Stated task: Keep the wording of each record exactly the same when you repeat it, and leave out pictures.

========================

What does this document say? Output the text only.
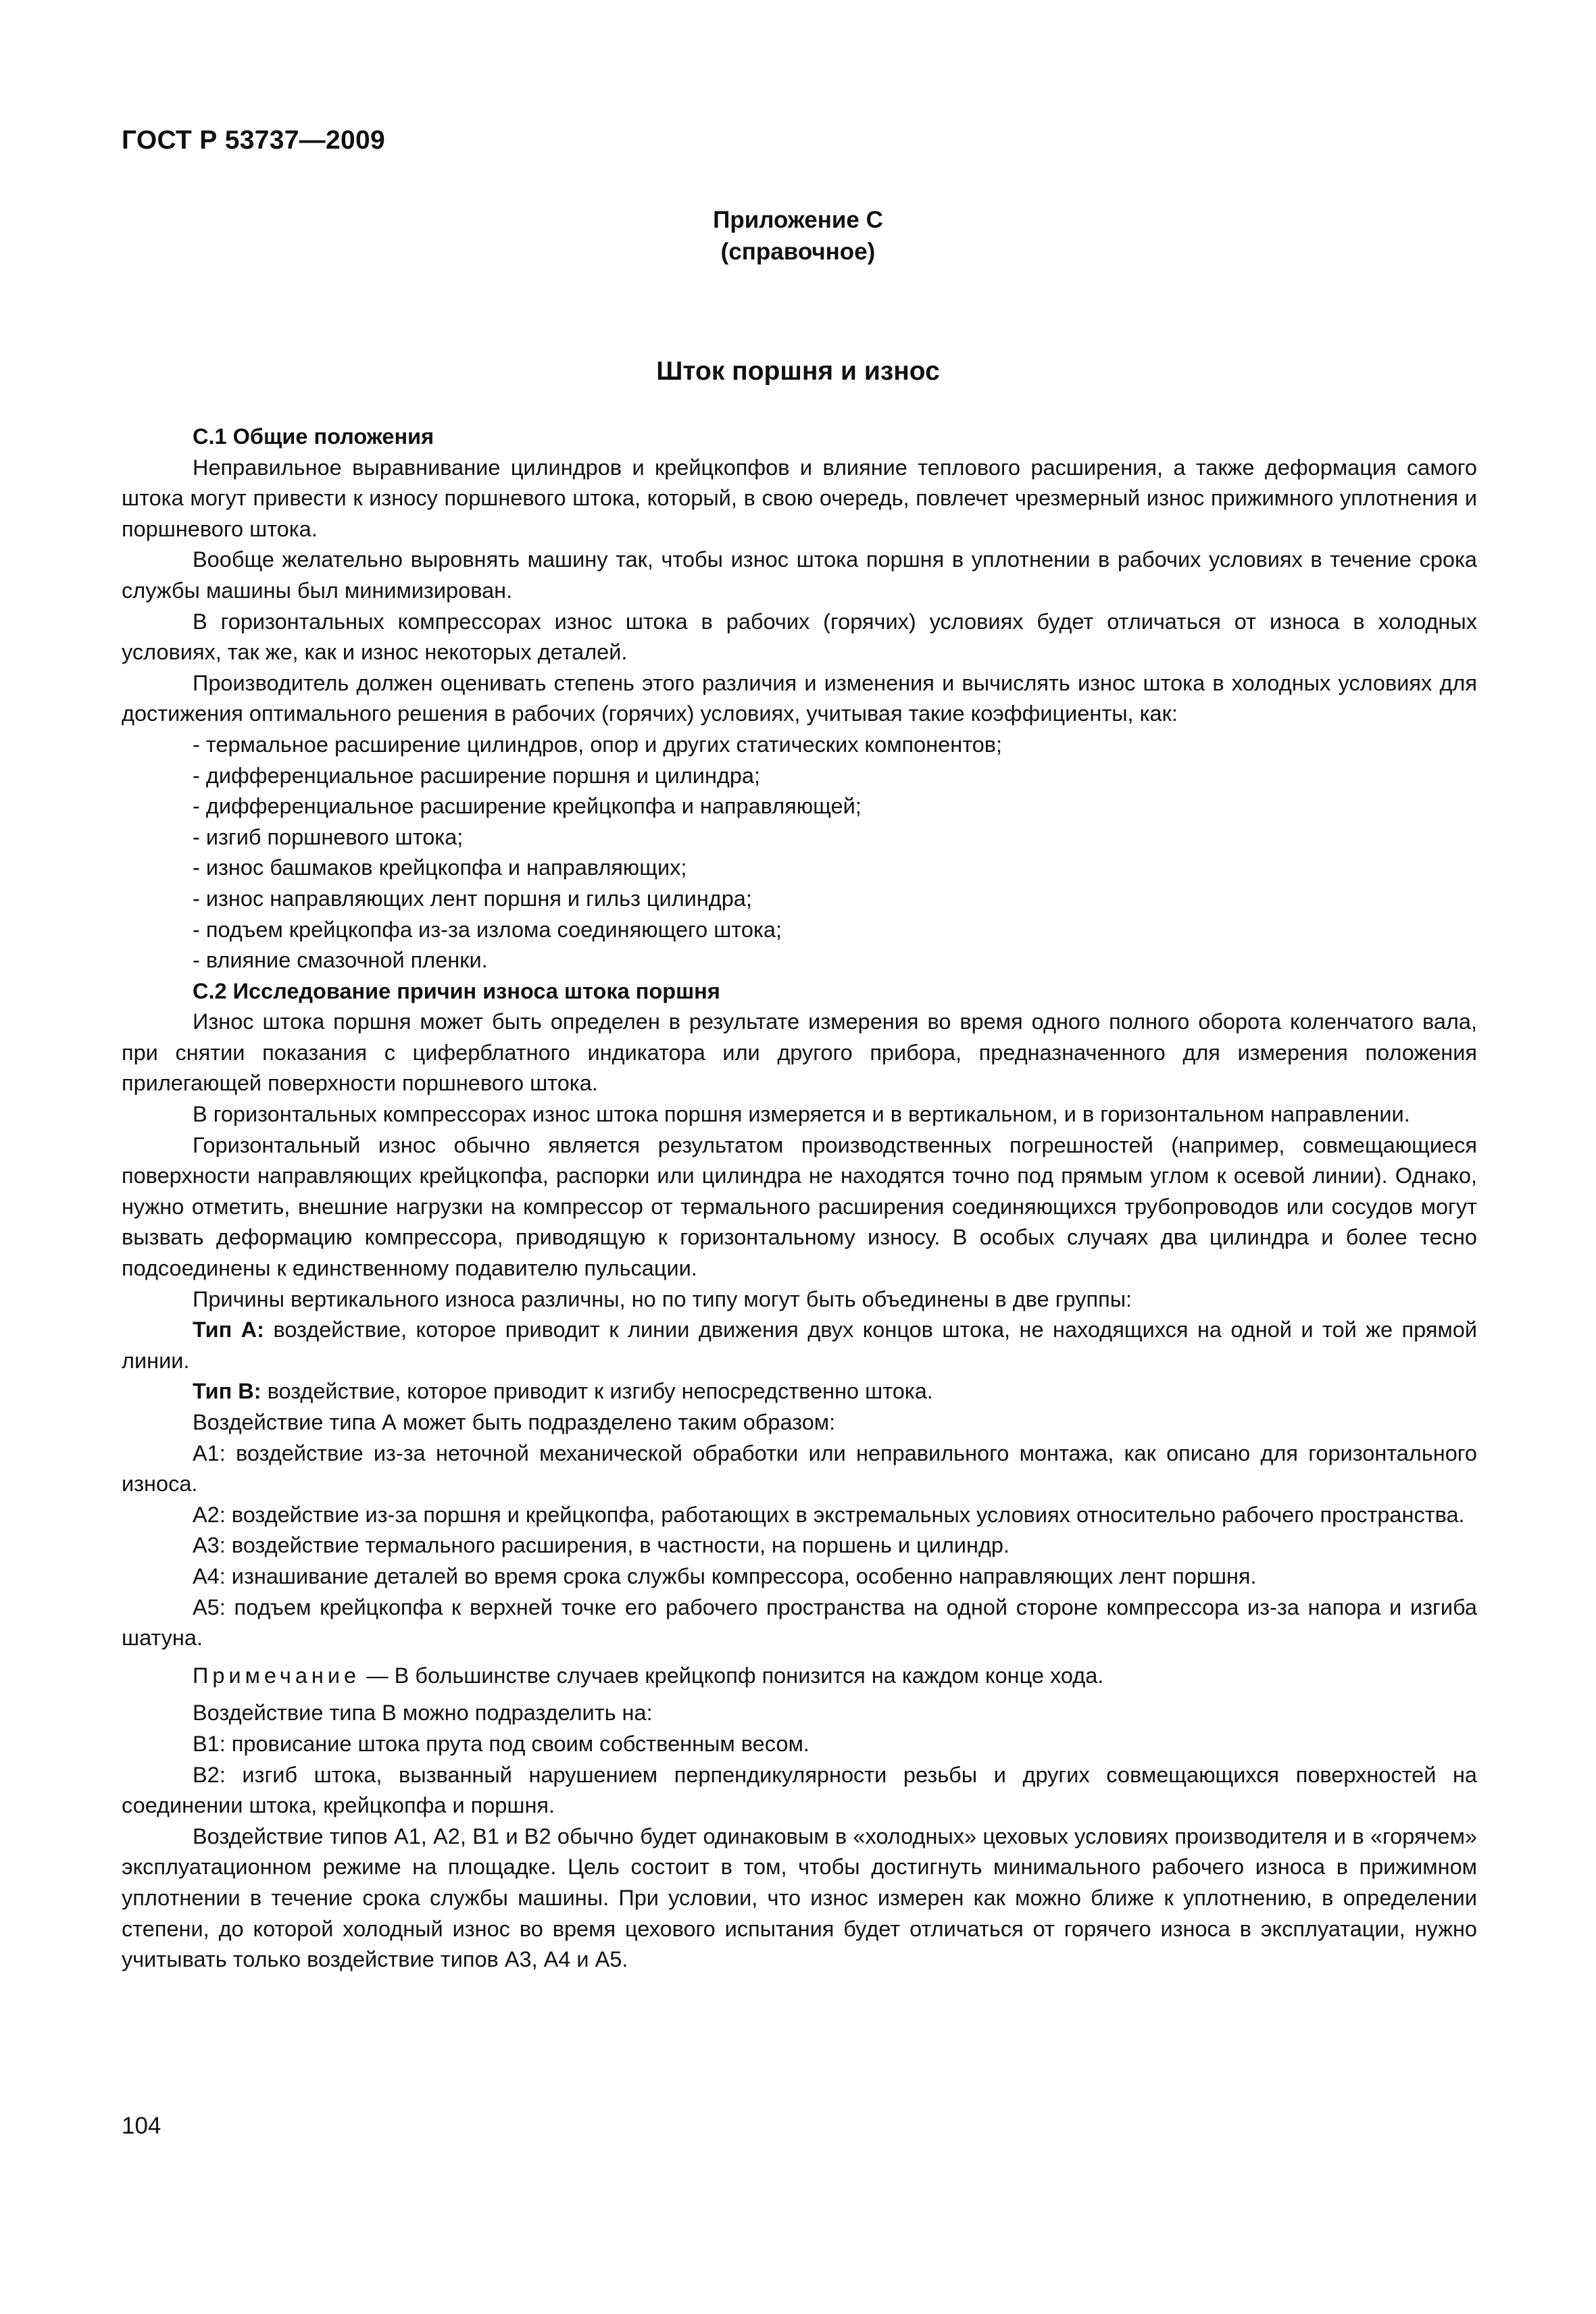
ГОСТ Р 53737—2009
Приложение C
(справочное)
Шток поршня и износ

С.1 Общие положения

Неправильное выравнивание цилиндров и крейцкопфов и влияние теплового расширения, а также деформация самого штока могут привести к износу поршневого штока, который, в свою очередь, повлечет чрезмерный износ прижимного уплотнения и поршневого штока.

Вообще желательно выровнять машину так, чтобы износ штока поршня в уплотнении в рабочих условиях в течение срока службы машины был минимизирован.

В горизонтальных компрессорах износ штока в рабочих (горячих) условиях будет отличаться от износа в холодных условиях, так же, как и износ некоторых деталей.

Производитель должен оценивать степень этого различия и изменения и вычислять износ штока в холодных условиях для достижения оптимального решения в рабочих (горячих) условиях, учитывая такие коэффициенты, как:

- термальное расширение цилиндров, опор и других статических компонентов;

- дифференциальное расширение поршня и цилиндра;

- дифференциальное расширение крейцкопфа и направляющей;

- изгиб поршневого штока;

- износ башмаков крейцкопфа и направляющих;

- износ направляющих лент поршня и гильз цилиндра;

- подъем крейцкопфа из-за излома соединяющего штока;

- влияние смазочной пленки.

С.2 Исследование причин износа штока поршня

Износ штока поршня может быть определен в результате измерения во время одного полного оборота коленчатого вала, при снятии показания с циферблатного индикатора или другого прибора, предназначенного для измерения положения прилегающей поверхности поршневого штока.

В горизонтальных компрессорах износ штока поршня измеряется и в вертикальном, и в горизонтальном направлении.

Горизонтальный износ обычно является результатом производственных погрешностей (например, совмещающиеся поверхности направляющих крейцкопфа, распорки или цилиндра не находятся точно под прямым углом к осевой линии). Однако, нужно отметить, внешние нагрузки на компрессор от термального расширения соединяющихся трубопроводов или сосудов могут вызвать деформацию компрессора, приводящую к горизонтальному износу. В особых случаях два цилиндра и более тесно подсоединены к единственному подавителю пульсации.

Причины вертикального износа различны, но по типу могут быть объединены в две группы:

Тип А: воздействие, которое приводит к линии движения двух концов штока, не находящихся на одной и той же прямой линии.

Тип В: воздействие, которое приводит к изгибу непосредственно штока.

Воздействие типа А может быть подразделено таким образом:

А1: воздействие из-за неточной механической обработки или неправильного монтажа, как описано для горизонтального износа.

А2: воздействие из-за поршня и крейцкопфа, работающих в экстремальных условиях относительно рабочего пространства.

А3: воздействие термального расширения, в частности, на поршень и цилиндр.

А4: изнашивание деталей во время срока службы компрессора, особенно направляющих лент поршня.

А5: подъем крейцкопфа к верхней точке его рабочего пространства на одной стороне компрессора из-за напора и изгиба шатуна.

Примечание — В большинстве случаев крейцкопф понизится на каждом конце хода.

Воздействие типа В можно подразделить на:

В1: провисание штока прута под своим собственным весом.

В2: изгиб штока, вызванный нарушением перпендикулярности резьбы и других совмещающихся поверхностей на соединении штока, крейцкопфа и поршня.

Воздействие типов А1, А2, В1 и В2 обычно будет одинаковым в «холодных» цеховых условиях производителя и в «горячем» эксплуатационном режиме на площадке. Цель состоит в том, чтобы достигнуть минимального рабочего износа в прижимном уплотнении в течение срока службы машины. При условии, что износ измерен как можно ближе к уплотнению, в определении степени, до которой холодный износ во время цехового испытания будет отличаться от горячего износа в эксплуатации, нужно учитывать только воздействие типов А3, А4 и А5.

104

========================

Task response:
What does this document say? Output the text only.
ГОСТ Р 53737—2009
Приложение C
(справочное)
Шток поршня и износ

С.1 Общие положения

Неправильное выравнивание цилиндров и крейцкопфов и влияние теплового расширения, а также деформация самого штока могут привести к износу поршневого штока, который, в свою очередь, повлечет чрезмерный износ прижимного уплотнения и поршневого штока.

Вообще желательно выровнять машину так, чтобы износ штока поршня в уплотнении в рабочих условиях в течение срока службы машины был минимизирован.

В горизонтальных компрессорах износ штока в рабочих (горячих) условиях будет отличаться от износа в холодных условиях, так же, как и износ некоторых деталей.

Производитель должен оценивать степень этого различия и изменения и вычислять износ штока в холодных условиях для достижения оптимального решения в рабочих (горячих) условиях, учитывая такие коэффициенты, как:

- термальное расширение цилиндров, опор и других статических компонентов;

- дифференциальное расширение поршня и цилиндра;

- дифференциальное расширение крейцкопфа и направляющей;

- изгиб поршневого штока;

- износ башмаков крейцкопфа и направляющих;

- износ направляющих лент поршня и гильз цилиндра;

- подъем крейцкопфа из-за излома соединяющего штока;

- влияние смазочной пленки.

С.2 Исследование причин износа штока поршня

Износ штока поршня может быть определен в результате измерения во время одного полного оборота коленчатого вала, при снятии показания с циферблатного индикатора или другого прибора, предназначенного для измерения положения прилегающей поверхности поршневого штока.

В горизонтальных компрессорах износ штока поршня измеряется и в вертикальном, и в горизонтальном направлении.

Горизонтальный износ обычно является результатом производственных погрешностей (например, совмещающиеся поверхности направляющих крейцкопфа, распорки или цилиндра не находятся точно под прямым углом к осевой линии). Однако, нужно отметить, внешние нагрузки на компрессор от термального расширения соединяющихся трубопроводов или сосудов могут вызвать деформацию компрессора, приводящую к горизонтальному износу. В особых случаях два цилиндра и более тесно подсоединены к единственному подавителю пульсации.

Причины вертикального износа различны, но по типу могут быть объединены в две группы:

Тип А: воздействие, которое приводит к линии движения двух концов штока, не находящихся на одной и той же прямой линии.

Тип В: воздействие, которое приводит к изгибу непосредственно штока.

Воздействие типа А может быть подразделено таким образом:

А1: воздействие из-за неточной механической обработки или неправильного монтажа, как описано для горизонтального износа.

А2: воздействие из-за поршня и крейцкопфа, работающих в экстремальных условиях относительно рабочего пространства.

А3: воздействие термального расширения, в частности, на поршень и цилиндр.

А4: изнашивание деталей во время срока службы компрессора, особенно направляющих лент поршня.

А5: подъем крейцкопфа к верхней точке его рабочего пространства на одной стороне компрессора из-за напора и изгиба шатуна.

Примечание — В большинстве случаев крейцкопф понизится на каждом конце хода.

Воздействие типа В можно подразделить на:

В1: провисание штока прута под своим собственным весом.

В2: изгиб штока, вызванный нарушением перпендикулярности резьбы и других совмещающихся поверхностей на соединении штока, крейцкопфа и поршня.

Воздействие типов А1, А2, В1 и В2 обычно будет одинаковым в «холодных» цеховых условиях производителя и в «горячем» эксплуатационном режиме на площадке. Цель состоит в том, чтобы достигнуть минимального рабочего износа в прижимном уплотнении в течение срока службы машины. При условии, что износ измерен как можно ближе к уплотнению, в определении степени, до которой холодный износ во время цехового испытания будет отличаться от горячего износа в эксплуатации, нужно учитывать только воздействие типов А3, А4 и А5.

104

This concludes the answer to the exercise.